- [AIM OF THE TASK]: Your task is to transcribe the records exactly, skipping every image.
— start EXTRACTED INFORMATION —
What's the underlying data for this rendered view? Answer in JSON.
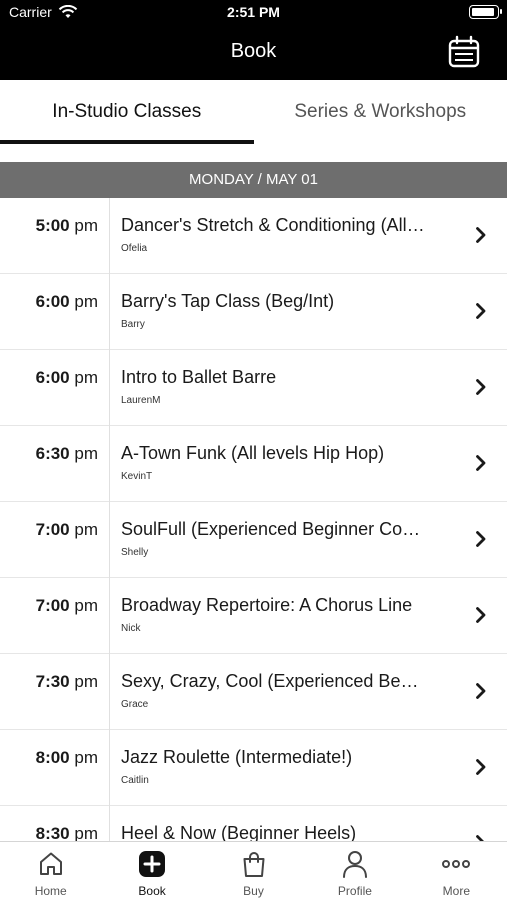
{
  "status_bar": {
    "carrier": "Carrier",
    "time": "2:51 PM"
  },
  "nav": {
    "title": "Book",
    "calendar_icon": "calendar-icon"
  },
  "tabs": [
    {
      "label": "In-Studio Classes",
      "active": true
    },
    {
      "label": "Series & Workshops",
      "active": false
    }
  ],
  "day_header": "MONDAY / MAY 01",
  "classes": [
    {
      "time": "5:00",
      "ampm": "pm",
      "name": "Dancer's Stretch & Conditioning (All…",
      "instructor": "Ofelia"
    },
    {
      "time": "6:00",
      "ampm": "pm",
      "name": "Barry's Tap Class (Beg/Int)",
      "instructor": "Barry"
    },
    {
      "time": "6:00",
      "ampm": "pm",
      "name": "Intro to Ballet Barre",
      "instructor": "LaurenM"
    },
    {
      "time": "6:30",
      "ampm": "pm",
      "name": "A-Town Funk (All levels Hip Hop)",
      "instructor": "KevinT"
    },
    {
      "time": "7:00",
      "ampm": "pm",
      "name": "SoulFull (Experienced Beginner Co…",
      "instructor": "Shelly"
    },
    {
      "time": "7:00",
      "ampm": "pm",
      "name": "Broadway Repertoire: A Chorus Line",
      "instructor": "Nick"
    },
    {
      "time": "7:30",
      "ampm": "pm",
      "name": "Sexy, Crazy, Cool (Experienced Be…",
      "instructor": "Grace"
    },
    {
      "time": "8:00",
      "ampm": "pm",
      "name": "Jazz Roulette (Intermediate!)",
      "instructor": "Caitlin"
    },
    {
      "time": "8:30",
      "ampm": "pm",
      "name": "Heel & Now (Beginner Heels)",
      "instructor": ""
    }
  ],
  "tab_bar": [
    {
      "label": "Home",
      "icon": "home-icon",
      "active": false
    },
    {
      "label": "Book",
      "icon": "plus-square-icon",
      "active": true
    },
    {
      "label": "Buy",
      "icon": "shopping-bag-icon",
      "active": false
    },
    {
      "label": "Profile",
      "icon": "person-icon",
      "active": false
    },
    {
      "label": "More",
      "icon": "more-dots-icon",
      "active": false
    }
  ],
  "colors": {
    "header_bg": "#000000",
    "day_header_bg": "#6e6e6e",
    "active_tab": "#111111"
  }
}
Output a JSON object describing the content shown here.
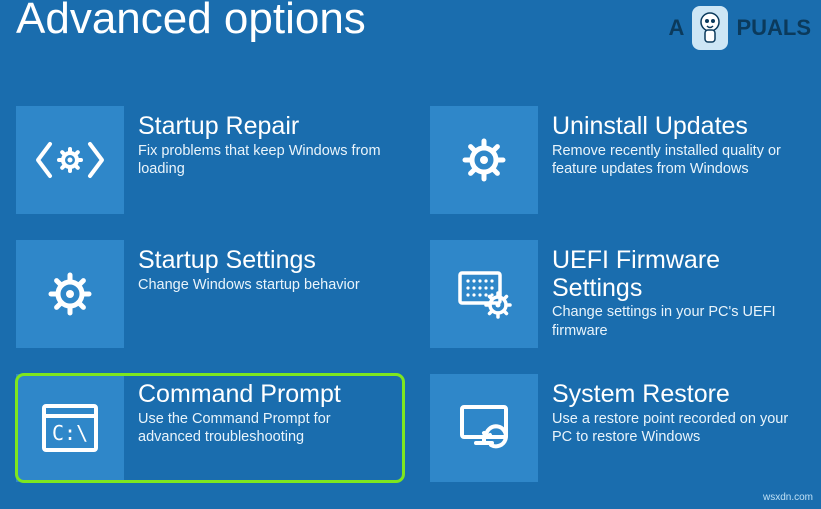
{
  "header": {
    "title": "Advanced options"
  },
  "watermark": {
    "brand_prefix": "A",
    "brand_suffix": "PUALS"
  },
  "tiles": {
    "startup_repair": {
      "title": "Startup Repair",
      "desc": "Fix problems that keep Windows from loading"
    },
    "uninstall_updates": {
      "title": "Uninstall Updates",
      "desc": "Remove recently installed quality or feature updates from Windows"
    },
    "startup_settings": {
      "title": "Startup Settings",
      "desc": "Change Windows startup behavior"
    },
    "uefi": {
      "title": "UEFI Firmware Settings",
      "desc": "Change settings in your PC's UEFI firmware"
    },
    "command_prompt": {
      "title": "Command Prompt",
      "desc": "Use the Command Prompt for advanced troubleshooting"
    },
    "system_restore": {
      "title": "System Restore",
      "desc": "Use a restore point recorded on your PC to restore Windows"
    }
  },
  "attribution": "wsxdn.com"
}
— end EXTRACTED INFORMATION —
- [SOLUTION TO THE PROBLEM]:
What's the underlying data for this rendered view? Answer in JSON.
{
  "status_bar": {
    "carrier": "Carrier",
    "time": "2:51 PM"
  },
  "nav": {
    "title": "Book",
    "calendar_icon": "calendar-icon"
  },
  "tabs": [
    {
      "label": "In-Studio Classes",
      "active": true
    },
    {
      "label": "Series & Workshops",
      "active": false
    }
  ],
  "day_header": "MONDAY / MAY 01",
  "classes": [
    {
      "time": "5:00",
      "ampm": "pm",
      "name": "Dancer's Stretch & Conditioning (All…",
      "instructor": "Ofelia"
    },
    {
      "time": "6:00",
      "ampm": "pm",
      "name": "Barry's Tap Class (Beg/Int)",
      "instructor": "Barry"
    },
    {
      "time": "6:00",
      "ampm": "pm",
      "name": "Intro to Ballet Barre",
      "instructor": "LaurenM"
    },
    {
      "time": "6:30",
      "ampm": "pm",
      "name": "A-Town Funk (All levels Hip Hop)",
      "instructor": "KevinT"
    },
    {
      "time": "7:00",
      "ampm": "pm",
      "name": "SoulFull (Experienced Beginner Co…",
      "instructor": "Shelly"
    },
    {
      "time": "7:00",
      "ampm": "pm",
      "name": "Broadway Repertoire: A Chorus Line",
      "instructor": "Nick"
    },
    {
      "time": "7:30",
      "ampm": "pm",
      "name": "Sexy, Crazy, Cool (Experienced Be…",
      "instructor": "Grace"
    },
    {
      "time": "8:00",
      "ampm": "pm",
      "name": "Jazz Roulette (Intermediate!)",
      "instructor": "Caitlin"
    },
    {
      "time": "8:30",
      "ampm": "pm",
      "name": "Heel & Now (Beginner Heels)",
      "instructor": ""
    }
  ],
  "tab_bar": [
    {
      "label": "Home",
      "icon": "home-icon",
      "active": false
    },
    {
      "label": "Book",
      "icon": "plus-square-icon",
      "active": true
    },
    {
      "label": "Buy",
      "icon": "shopping-bag-icon",
      "active": false
    },
    {
      "label": "Profile",
      "icon": "person-icon",
      "active": false
    },
    {
      "label": "More",
      "icon": "more-dots-icon",
      "active": false
    }
  ],
  "colors": {
    "header_bg": "#000000",
    "day_header_bg": "#6e6e6e",
    "active_tab": "#111111"
  }
}
Output a JSON object describing the content shown here.
{
  "header": {
    "title": "Advanced options"
  },
  "watermark": {
    "brand_prefix": "A",
    "brand_suffix": "PUALS"
  },
  "tiles": {
    "startup_repair": {
      "title": "Startup Repair",
      "desc": "Fix problems that keep Windows from loading"
    },
    "uninstall_updates": {
      "title": "Uninstall Updates",
      "desc": "Remove recently installed quality or feature updates from Windows"
    },
    "startup_settings": {
      "title": "Startup Settings",
      "desc": "Change Windows startup behavior"
    },
    "uefi": {
      "title": "UEFI Firmware Settings",
      "desc": "Change settings in your PC's UEFI firmware"
    },
    "command_prompt": {
      "title": "Command Prompt",
      "desc": "Use the Command Prompt for advanced troubleshooting"
    },
    "system_restore": {
      "title": "System Restore",
      "desc": "Use a restore point recorded on your PC to restore Windows"
    }
  },
  "attribution": "wsxdn.com"
}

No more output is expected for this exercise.